■ Task objective ■
Whenever a line contains the string "Give", copy it out of the entries.

── Input rows

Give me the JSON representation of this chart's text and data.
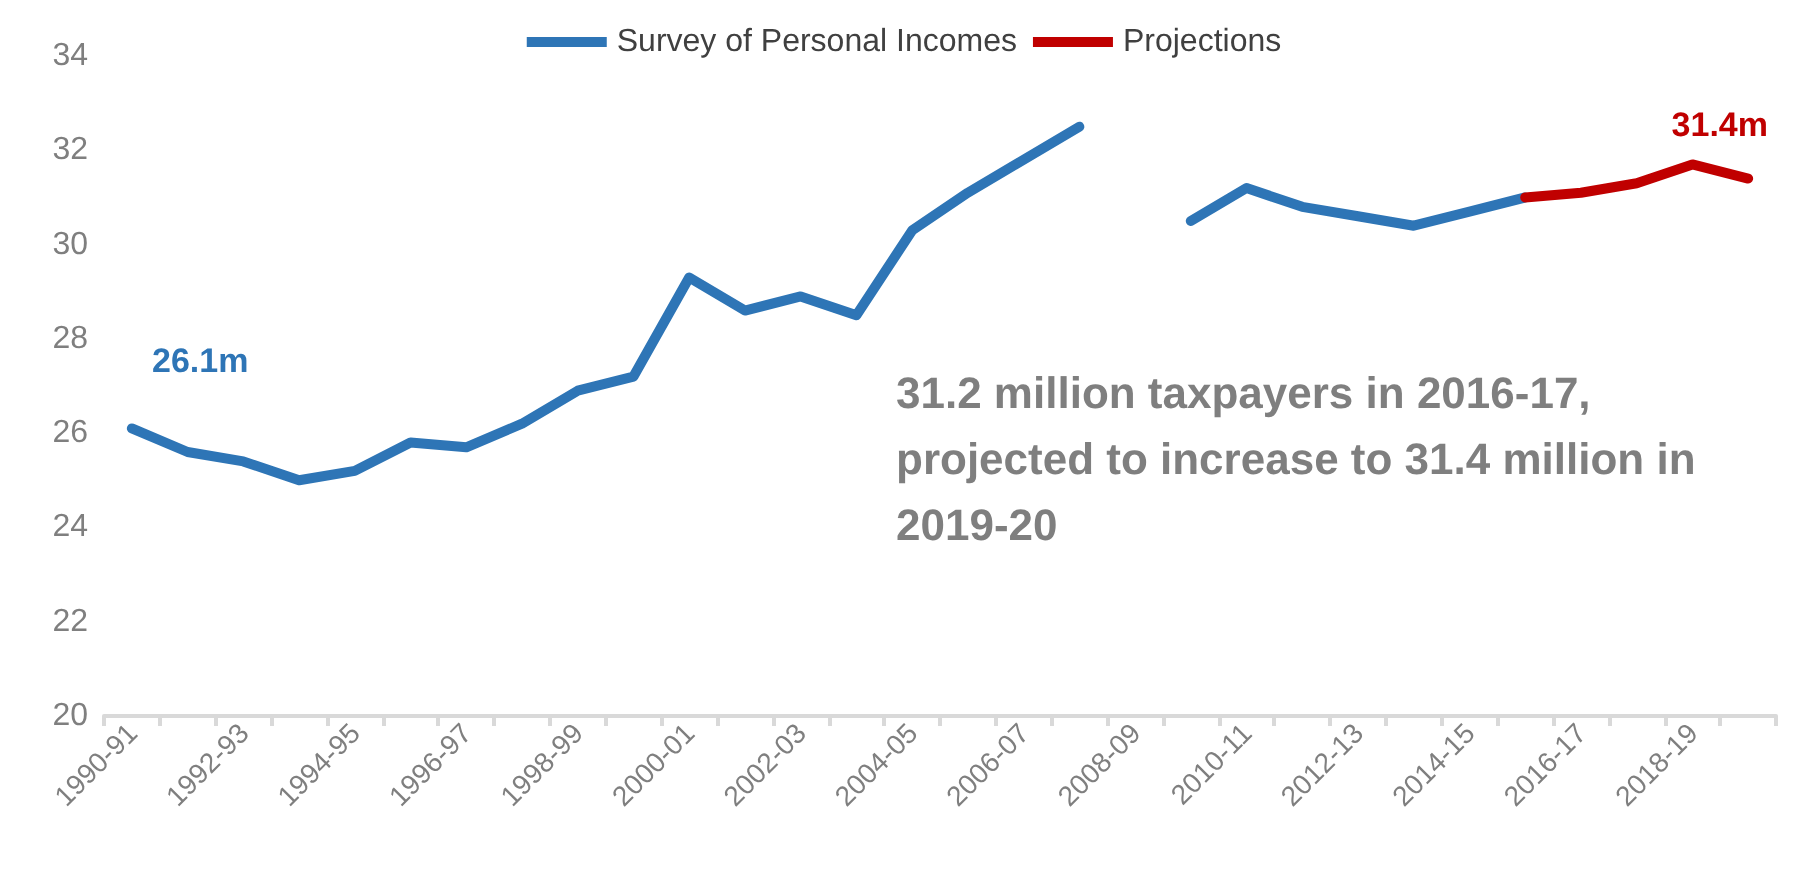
{
  "chart_data": {
    "type": "line",
    "categories": [
      "1990-91",
      null,
      "1992-93",
      null,
      "1994-95",
      null,
      "1996-97",
      null,
      "1998-99",
      null,
      "2000-01",
      null,
      "2002-03",
      null,
      "2004-05",
      null,
      "2006-07",
      null,
      "2008-09",
      null,
      "2010-11",
      null,
      "2012-13",
      null,
      "2014-15",
      null,
      "2016-17",
      null,
      "2018-19",
      null
    ],
    "series": [
      {
        "name": "Survey of Personal Incomes",
        "color": "#2e75b6",
        "values": [
          26.1,
          25.6,
          25.4,
          25.0,
          25.2,
          25.8,
          25.7,
          26.2,
          26.9,
          27.2,
          29.3,
          28.6,
          28.9,
          28.5,
          30.3,
          31.1,
          31.8,
          32.5,
          null,
          30.5,
          31.2,
          30.8,
          30.6,
          30.4,
          30.7,
          31.0,
          null,
          null,
          null,
          null
        ]
      },
      {
        "name": "Projections",
        "color": "#c00000",
        "values": [
          null,
          null,
          null,
          null,
          null,
          null,
          null,
          null,
          null,
          null,
          null,
          null,
          null,
          null,
          null,
          null,
          null,
          null,
          null,
          null,
          null,
          null,
          null,
          null,
          null,
          31.0,
          31.1,
          31.3,
          31.7,
          31.4
        ]
      }
    ],
    "ylim": [
      20,
      34
    ],
    "yticks": [
      20,
      22,
      24,
      26,
      28,
      30,
      32,
      34
    ],
    "legend": "top",
    "marker": "none",
    "line_style": "solid",
    "annotations": [
      "26.1m",
      "31.4m",
      "31.2 million taxpayers in 2016-17, projected to increase to 31.4 million in 2019-20"
    ]
  }
}
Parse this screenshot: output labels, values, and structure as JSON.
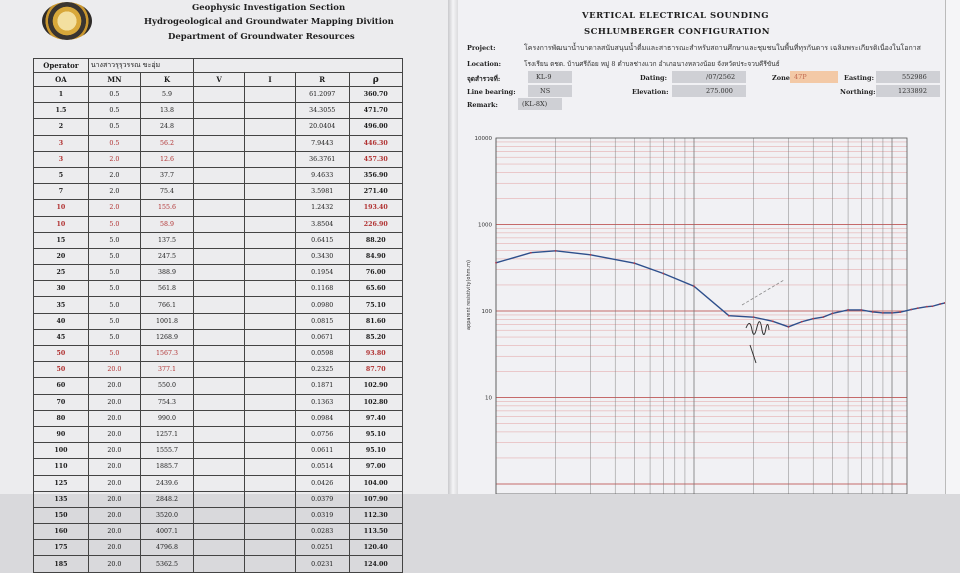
{
  "left": {
    "section": "Geophysic Investigation Section",
    "division": "Hydrogeological and Groundwater Mapping Divition",
    "department": "Department of Groundwater Resources",
    "operator_label": "Operator",
    "operator_value": "นางสาวรุรุวรรณ ขะอุ่ม",
    "columns": [
      "OA",
      "MN",
      "K",
      "V",
      "I",
      "R",
      "ρ"
    ],
    "rows": [
      {
        "oa": "1",
        "mn": "0.5",
        "k": "5.9",
        "r": "61.2097",
        "rho": "360.70",
        "red": false
      },
      {
        "oa": "1.5",
        "mn": "0.5",
        "k": "13.8",
        "r": "34.3055",
        "rho": "471.70",
        "red": false
      },
      {
        "oa": "2",
        "mn": "0.5",
        "k": "24.8",
        "r": "20.0404",
        "rho": "496.00",
        "red": false
      },
      {
        "oa": "3",
        "mn": "0.5",
        "k": "56.2",
        "r": "7.9443",
        "rho": "446.30",
        "red": true
      },
      {
        "oa": "3",
        "mn": "2.0",
        "k": "12.6",
        "r": "36.3761",
        "rho": "457.30",
        "red": true
      },
      {
        "oa": "5",
        "mn": "2.0",
        "k": "37.7",
        "r": "9.4633",
        "rho": "356.90",
        "red": false
      },
      {
        "oa": "7",
        "mn": "2.0",
        "k": "75.4",
        "r": "3.5981",
        "rho": "271.40",
        "red": false
      },
      {
        "oa": "10",
        "mn": "2.0",
        "k": "155.6",
        "r": "1.2432",
        "rho": "193.40",
        "red": true
      },
      {
        "oa": "10",
        "mn": "5.0",
        "k": "58.9",
        "r": "3.8504",
        "rho": "226.90",
        "red": true
      },
      {
        "oa": "15",
        "mn": "5.0",
        "k": "137.5",
        "r": "0.6415",
        "rho": "88.20",
        "red": false
      },
      {
        "oa": "20",
        "mn": "5.0",
        "k": "247.5",
        "r": "0.3430",
        "rho": "84.90",
        "red": false
      },
      {
        "oa": "25",
        "mn": "5.0",
        "k": "388.9",
        "r": "0.1954",
        "rho": "76.00",
        "red": false
      },
      {
        "oa": "30",
        "mn": "5.0",
        "k": "561.8",
        "r": "0.1168",
        "rho": "65.60",
        "red": false
      },
      {
        "oa": "35",
        "mn": "5.0",
        "k": "766.1",
        "r": "0.0980",
        "rho": "75.10",
        "red": false
      },
      {
        "oa": "40",
        "mn": "5.0",
        "k": "1001.8",
        "r": "0.0815",
        "rho": "81.60",
        "red": false
      },
      {
        "oa": "45",
        "mn": "5.0",
        "k": "1268.9",
        "r": "0.0671",
        "rho": "85.20",
        "red": false
      },
      {
        "oa": "50",
        "mn": "5.0",
        "k": "1567.3",
        "r": "0.0598",
        "rho": "93.80",
        "red": true
      },
      {
        "oa": "50",
        "mn": "20.0",
        "k": "377.1",
        "r": "0.2325",
        "rho": "87.70",
        "red": true
      },
      {
        "oa": "60",
        "mn": "20.0",
        "k": "550.0",
        "r": "0.1871",
        "rho": "102.90",
        "red": false
      },
      {
        "oa": "70",
        "mn": "20.0",
        "k": "754.3",
        "r": "0.1363",
        "rho": "102.80",
        "red": false
      },
      {
        "oa": "80",
        "mn": "20.0",
        "k": "990.0",
        "r": "0.0984",
        "rho": "97.40",
        "red": false
      },
      {
        "oa": "90",
        "mn": "20.0",
        "k": "1257.1",
        "r": "0.0756",
        "rho": "95.10",
        "red": false
      },
      {
        "oa": "100",
        "mn": "20.0",
        "k": "1555.7",
        "r": "0.0611",
        "rho": "95.10",
        "red": false
      },
      {
        "oa": "110",
        "mn": "20.0",
        "k": "1885.7",
        "r": "0.0514",
        "rho": "97.00",
        "red": false
      },
      {
        "oa": "125",
        "mn": "20.0",
        "k": "2439.6",
        "r": "0.0426",
        "rho": "104.00",
        "red": false
      },
      {
        "oa": "135",
        "mn": "20.0",
        "k": "2848.2",
        "r": "0.0379",
        "rho": "107.90",
        "red": false
      },
      {
        "oa": "150",
        "mn": "20.0",
        "k": "3520.0",
        "r": "0.0319",
        "rho": "112.30",
        "red": false
      },
      {
        "oa": "160",
        "mn": "20.0",
        "k": "4007.1",
        "r": "0.0283",
        "rho": "113.50",
        "red": false
      },
      {
        "oa": "175",
        "mn": "20.0",
        "k": "4796.8",
        "r": "0.0251",
        "rho": "120.40",
        "red": false
      },
      {
        "oa": "185",
        "mn": "20.0",
        "k": "5362.5",
        "r": "0.0231",
        "rho": "124.00",
        "red": false
      }
    ]
  },
  "right": {
    "title1": "VERTICAL ELECTRICAL SOUNDING",
    "title2": "SCHLUMBERGER CONFIGURATION",
    "project_label": "Project:",
    "project_value": "โครงการพัฒนาน้ำบาดาลสนับสนุนน้ำดื่มและสาธารณะสำหรับสถานศึกษาและชุมชนในพื้นที่ทุรกันดาร เฉลิมพระเกียรติเนื่องในโอกาส",
    "location_label": "Location:",
    "location_value": "โรงเรียน ตชด. บ้านศรีถ้อย หมู่ 8 ตำบลช่างแวก อำเภอนางหลวงน้อย จังหวัดประจวบคีรีขันธ์",
    "point_label": "จุดสำรวจที่:",
    "point_value": "KL-9",
    "dating_label": "Dating:",
    "dating_value": "/07/2562",
    "zone_label": "Zone:",
    "zone_value": "47P",
    "easting_label": "Easting:",
    "easting_value": "552986",
    "bearing_label": "Line bearing:",
    "bearing_value": "NS",
    "elevation_label": "Elevation:",
    "elevation_value": "275.000",
    "northing_label": "Northing:",
    "northing_value": "1233892",
    "remark_label": "Remark:",
    "remark_value": "(KL-8X)",
    "y_axis_label": "apparent resistivity(ohm.m)",
    "y_ticks": [
      "10000",
      "1000",
      "100",
      "10"
    ],
    "annotation": "4"
  },
  "chart_data": {
    "type": "line",
    "x_scale": "log",
    "y_scale": "log",
    "xlabel": "",
    "ylabel": "apparent resistivity(ohm.m)",
    "ylim": [
      1,
      10000
    ],
    "x": [
      1,
      1.5,
      2,
      3,
      5,
      7,
      10,
      15,
      20,
      25,
      30,
      35,
      40,
      45,
      50,
      60,
      70,
      80,
      90,
      100,
      110,
      125,
      135,
      150,
      160,
      175,
      185
    ],
    "series": [
      {
        "values": [
          360.7,
          471.7,
          496.0,
          446.3,
          356.9,
          271.4,
          193.4,
          88.2,
          84.9,
          76.0,
          65.6,
          75.1,
          81.6,
          85.2,
          93.8,
          102.9,
          102.8,
          97.4,
          95.1,
          95.1,
          97.0,
          104.0,
          107.9,
          112.3,
          113.5,
          120.4,
          124.0
        ],
        "color": "#2e4f8c"
      }
    ],
    "grid": true
  }
}
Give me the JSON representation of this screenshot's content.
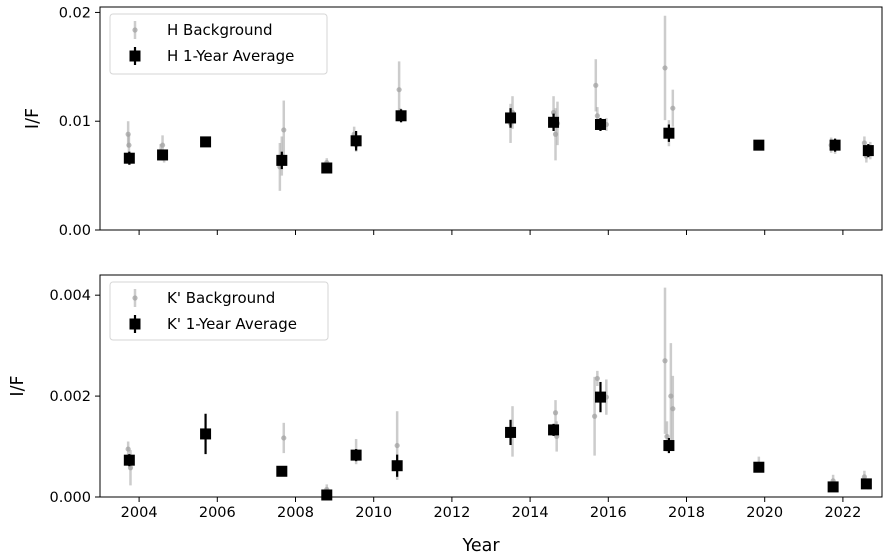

────

■ Exercise response ■
Give me the JSON representation of this chart's text and data.
Give me the JSON representation of this screenshot's content.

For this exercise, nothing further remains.